Work required =
Search the listing below for "أريد". Copy each matching line.

** Start Records for the exercise **

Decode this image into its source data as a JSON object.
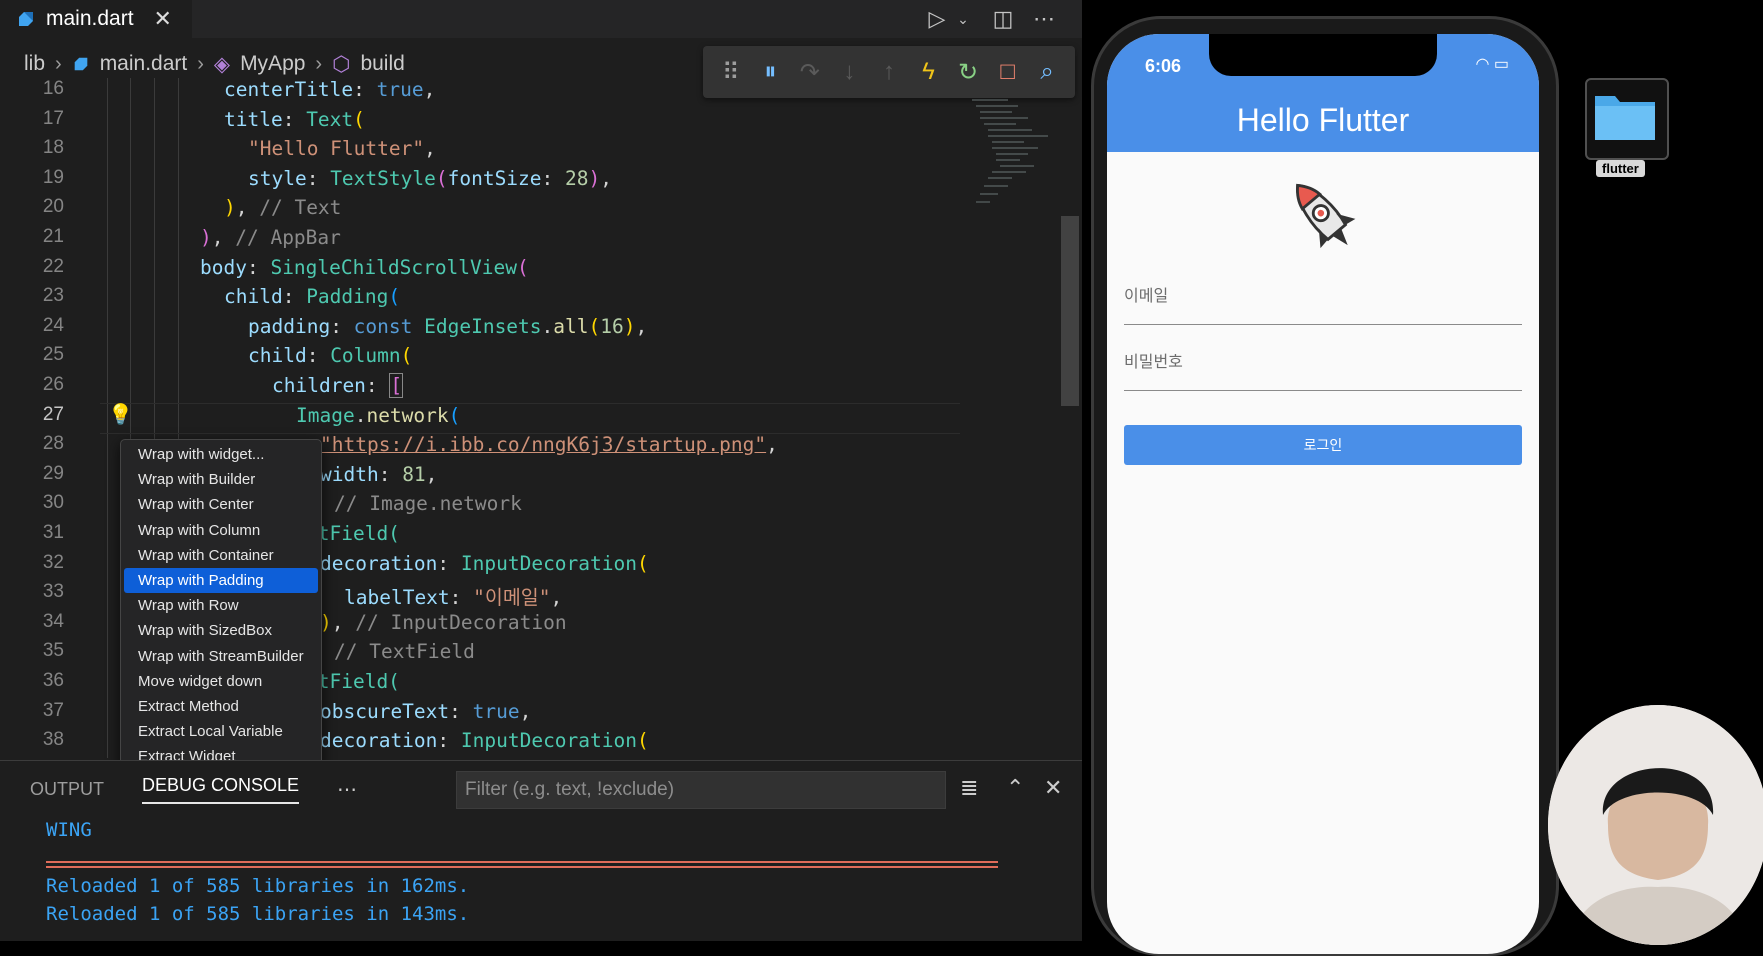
{
  "editor": {
    "tab_title": "main.dart",
    "breadcrumb": [
      "lib",
      "main.dart",
      "MyApp",
      "build"
    ],
    "line_numbers": [
      "16",
      "17",
      "18",
      "19",
      "20",
      "21",
      "22",
      "23",
      "24",
      "25",
      "26",
      "27",
      "28",
      "29",
      "30",
      "31",
      "32",
      "33",
      "34",
      "35",
      "36",
      "37",
      "38"
    ],
    "code": {
      "l16_a": "centerTitle",
      "l16_b": "true",
      "l17_a": "title",
      "l17_b": "Text",
      "l18": "\"Hello Flutter\"",
      "l19_a": "style",
      "l19_b": "TextStyle",
      "l19_c": "fontSize",
      "l19_d": "28",
      "l20": "// Text",
      "l21": "// AppBar",
      "l22_a": "body",
      "l22_b": "SingleChildScrollView",
      "l23_a": "child",
      "l23_b": "Padding",
      "l24_a": "padding",
      "l24_b": "const",
      "l24_c": "EdgeInsets",
      "l24_d": "all",
      "l24_e": "16",
      "l25_a": "child",
      "l25_b": "Column",
      "l26_a": "children",
      "l27_a": "Image",
      "l27_b": "network",
      "l28": "\"https://i.ibb.co/nngK6j3/startup.png\"",
      "l29_a": "width",
      "l29_b": "81",
      "l30": "// Image.network",
      "l31": "xtField(",
      "l32_a": "decoration",
      "l32_b": "InputDecoration",
      "l33_a": "labelText",
      "l33_b": "\"이메일\"",
      "l34": "// InputDecoration",
      "l35": "// TextField",
      "l36": "xtField(",
      "l37_a": "obscureText",
      "l37_b": "true",
      "l38_a": "decoration",
      "l38_b": "InputDecoration"
    },
    "context_menu": [
      "Wrap with widget...",
      "Wrap with Builder",
      "Wrap with Center",
      "Wrap with Column",
      "Wrap with Container",
      "Wrap with Padding",
      "Wrap with Row",
      "Wrap with SizedBox",
      "Wrap with StreamBuilder",
      "Move widget down",
      "Extract Method",
      "Extract Local Variable",
      "Extract Widget"
    ],
    "selected_menu_item": "Wrap with Padding"
  },
  "panel": {
    "tab_output": "OUTPUT",
    "tab_debug_console": "DEBUG CONSOLE",
    "filter_placeholder": "Filter (e.g. text, !exclude)",
    "console_lines": [
      "WING",
      "Reloaded 1 of 585 libraries in 162ms.",
      "Reloaded 1 of 585 libraries in 143ms."
    ]
  },
  "phone": {
    "time": "6:06",
    "app_title": "Hello Flutter",
    "email_label": "이메일",
    "password_label": "비밀번호",
    "login_button": "로그인"
  },
  "desktop": {
    "folder_label": "flutter"
  },
  "icons": {
    "tab": "dart-icon",
    "run": "play-icon",
    "split": "split-editor-icon",
    "more": "more-icon",
    "debug": [
      "drag-handle-icon",
      "pause-icon",
      "step-over-icon",
      "step-into-icon",
      "step-out-icon",
      "hot-reload-icon",
      "restart-icon",
      "stop-icon",
      "devtools-icon"
    ]
  },
  "colors": {
    "accent": "#0e5fd8",
    "appbar": "#4a8fe8",
    "console_text": "#3ba4f5"
  }
}
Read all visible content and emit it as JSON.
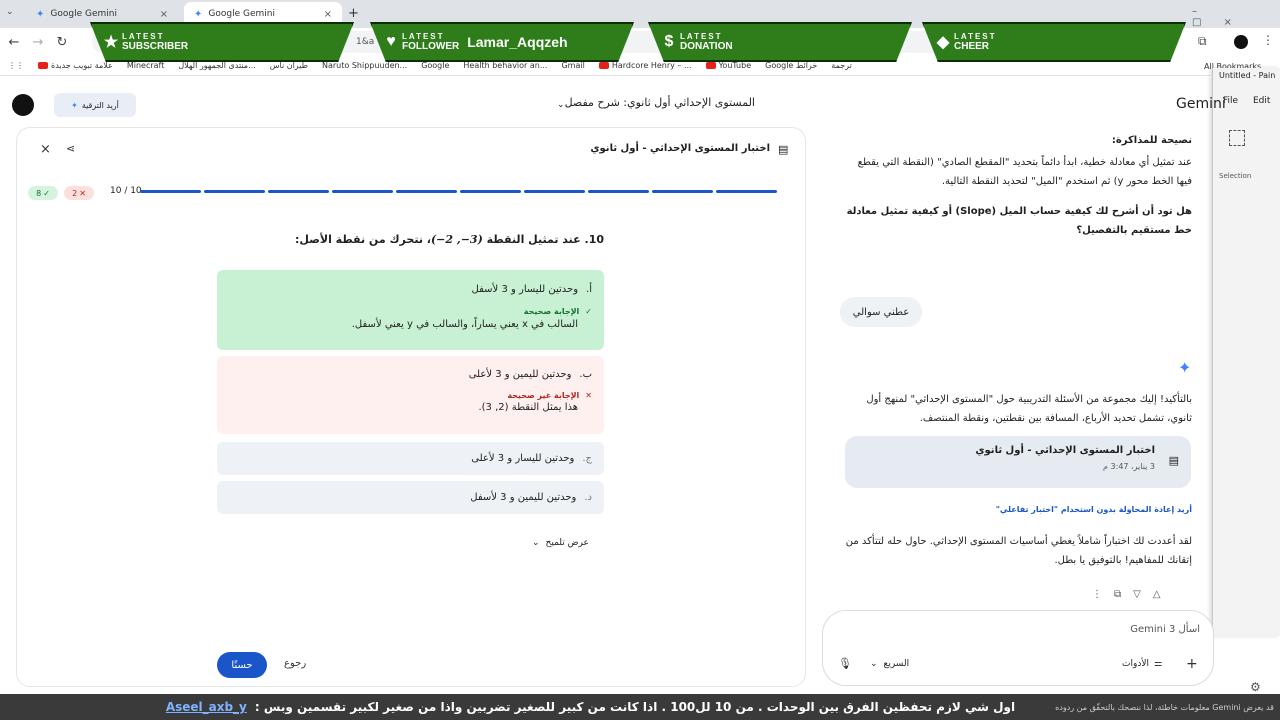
{
  "browser": {
    "tabs": [
      {
        "label": "Google Gemini",
        "active": false
      },
      {
        "label": "Google Gemini",
        "active": true
      }
    ],
    "new_tab": "+",
    "url_fragment": "1&a",
    "bookmarks": [
      "علامة تبويب جديدة",
      "Minecraft",
      "منتدى الجمهور الهلال...",
      "طيران ناس",
      "Naruto Shippuuden...",
      "Google",
      "Health behavior an...",
      "Gmail",
      "Hardcore Henry – ...",
      "YouTube",
      "Google خرائط",
      "ترجمة"
    ],
    "all_bookmarks": "All Bookmarks"
  },
  "overlay": {
    "subscriber": {
      "line1": "LATEST",
      "line2": "SUBSCRIBER"
    },
    "follower": {
      "line1": "LATEST",
      "line2": "FOLLOWER",
      "name": "Lamar_Aqqzeh"
    },
    "donation": {
      "line1": "LATEST",
      "line2": "DONATION"
    },
    "cheer": {
      "line1": "LATEST",
      "line2": "CHEER"
    }
  },
  "paint": {
    "title": "Untitled - Pain",
    "menu_file": "File",
    "menu_edit": "Edit",
    "tool_label": "Selection"
  },
  "header": {
    "logo": "Gemini",
    "conversation_title": "المستوى الإحداثي أول ثانوي: شرح مفصل",
    "upgrade_label": "أريد الترقية"
  },
  "quiz": {
    "title": "اختبار المستوى الإحداثي - أول ثانوي",
    "progress_text": "10 / 10",
    "progress_segments": 10,
    "wrong_count": "2",
    "correct_count": "8",
    "question_number": "10.",
    "question_text": "عند تمثيل النقطة",
    "question_point": "(3−, 2−)",
    "question_tail": "، نتحرك من نقطة الأصل:",
    "options": [
      {
        "letter": "أ.",
        "text": "وحدتين لليسار و 3 لأسفل",
        "state": "correct",
        "feedback_title": "الإجابة صحيحة",
        "feedback_text": "السالب في x يعني يساراً، والسالب في y يعني لأسفل."
      },
      {
        "letter": "ب.",
        "text": "وحدتين لليمين و 3 لأعلى",
        "state": "wrong",
        "feedback_title": "الإجابة غير صحيحة",
        "feedback_text": "هذا يمثل النقطة (2, 3)."
      },
      {
        "letter": "ج.",
        "text": "وحدتين لليسار و 3 لأعلى",
        "state": "neutral"
      },
      {
        "letter": "د.",
        "text": "وحدتين لليمين و 3 لأسفل",
        "state": "neutral"
      }
    ],
    "hint_label": "عرض تلميح",
    "done_label": "حسنًا",
    "back_label": "رجوع"
  },
  "chat": {
    "tip_heading": "نصيحة للمذاكرة:",
    "tip_text": "عند تمثيل أي معادلة خطية، ابدأ دائماً بتحديد \"المقطع الصادي\" (النقطة التي يقطع فيها الخط محور y) ثم استخدم \"الميل\" لتحديد النقطة التالية.",
    "question_bold": "هل تود أن أشرح لك كيفية حساب الميل (Slope) أو كيفية تمثيل معادلة خط مستقيم بالتفصيل؟",
    "user_message": "عطني سوالي",
    "reply_intro": "بالتأكيد! إليك مجموعة من الأسئلة التدريبية حول \"المستوى الإحداثي\" لمنهج أول ثانوي، تشمل تحديد الأرباع، المسافة بين نقطتين، ونقطة المنتصف.",
    "card_title": "اختبار المستوى الإحداثي - أول ثانوي",
    "card_date": "3 يناير، 3:47 م",
    "retry_link": "أريد إعادة المحاولة بدون استخدام \"اختبار تفاعلي\"",
    "closing_text": "لقد أعددت لك اختباراً شاملاً يغطي أساسيات المستوى الإحداثي. حاول حله لتتأكد من إتقانك للمفاهيم! بالتوفيق يا بطل."
  },
  "composer": {
    "placeholder": "اسأل Gemini 3",
    "tools_label": "الأدوات",
    "model_label": "السريع"
  },
  "disclaimer": "قد يعرض Gemini معلومات خاطئة، لذا ننصحك بالتحقّق من ردوده",
  "ticker": {
    "handle": "Aseel_axb_y",
    "text": "اول شي لازم تحفظين الفرق بين الوحدات . من 10 لل100 . اذا كانت من كبير للصغير تضربين واذا من صغير لكبير تقسمين وبس :"
  },
  "colors": {
    "accent": "#1a56c9",
    "correct_bg": "#c8f0d2",
    "wrong_bg": "#fdf0ef",
    "neutral_bg": "#eef1f5",
    "overlay_green": "#2e7d1a"
  }
}
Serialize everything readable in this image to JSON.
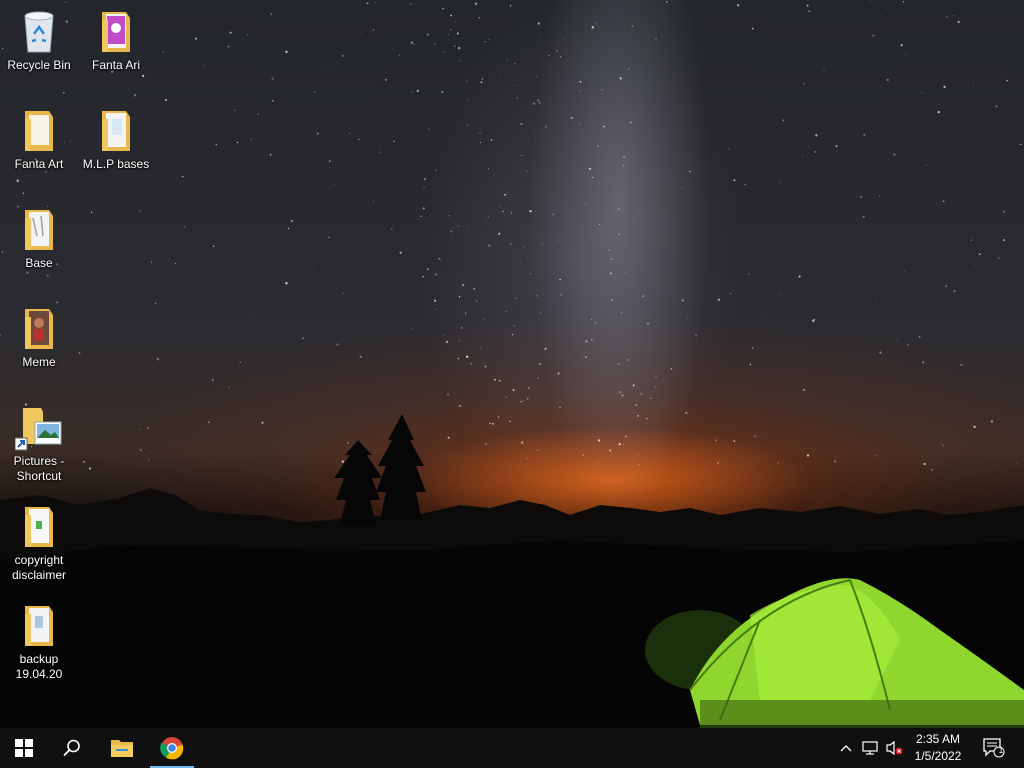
{
  "desktop": {
    "icons": [
      {
        "label": "Recycle Bin",
        "icon": "recycle-bin-icon"
      },
      {
        "label": "Fanta Ari",
        "icon": "folder-icon"
      },
      {
        "label": "Fanta Art",
        "icon": "folder-icon"
      },
      {
        "label": "M.L.P bases",
        "icon": "folder-icon"
      },
      {
        "label": "Base",
        "icon": "folder-icon"
      },
      {
        "label": "Meme",
        "icon": "folder-icon"
      },
      {
        "label": "Pictures - Shortcut",
        "icon": "shortcut-folder-icon"
      },
      {
        "label": "copyright disclaimer",
        "icon": "folder-icon"
      },
      {
        "label": "backup 19.04.20",
        "icon": "folder-icon"
      }
    ]
  },
  "taskbar": {
    "pinned": [
      {
        "name": "start-button",
        "icon": "windows-logo-icon"
      },
      {
        "name": "search-button",
        "icon": "search-icon"
      },
      {
        "name": "file-explorer-button",
        "icon": "folder-icon"
      },
      {
        "name": "chrome-button",
        "icon": "chrome-icon",
        "active": true
      }
    ],
    "tray": {
      "time": "2:35 AM",
      "date": "1/5/2022",
      "notification_count": "1",
      "icons": [
        "chevron-up-icon",
        "network-icon",
        "volume-muted-icon"
      ]
    }
  },
  "colors": {
    "taskbar": "#101010",
    "active_indicator": "#76b9ed",
    "folder": "#f0c75e",
    "tent": "#8fd62e"
  }
}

** End Records for the exercise **

Exercise result =
    "upgrade_label": "أريد الترقية"
    "retry_link": "أريد إعادة المحاولة بدون استخدام \"اختبار تفاعلي\"",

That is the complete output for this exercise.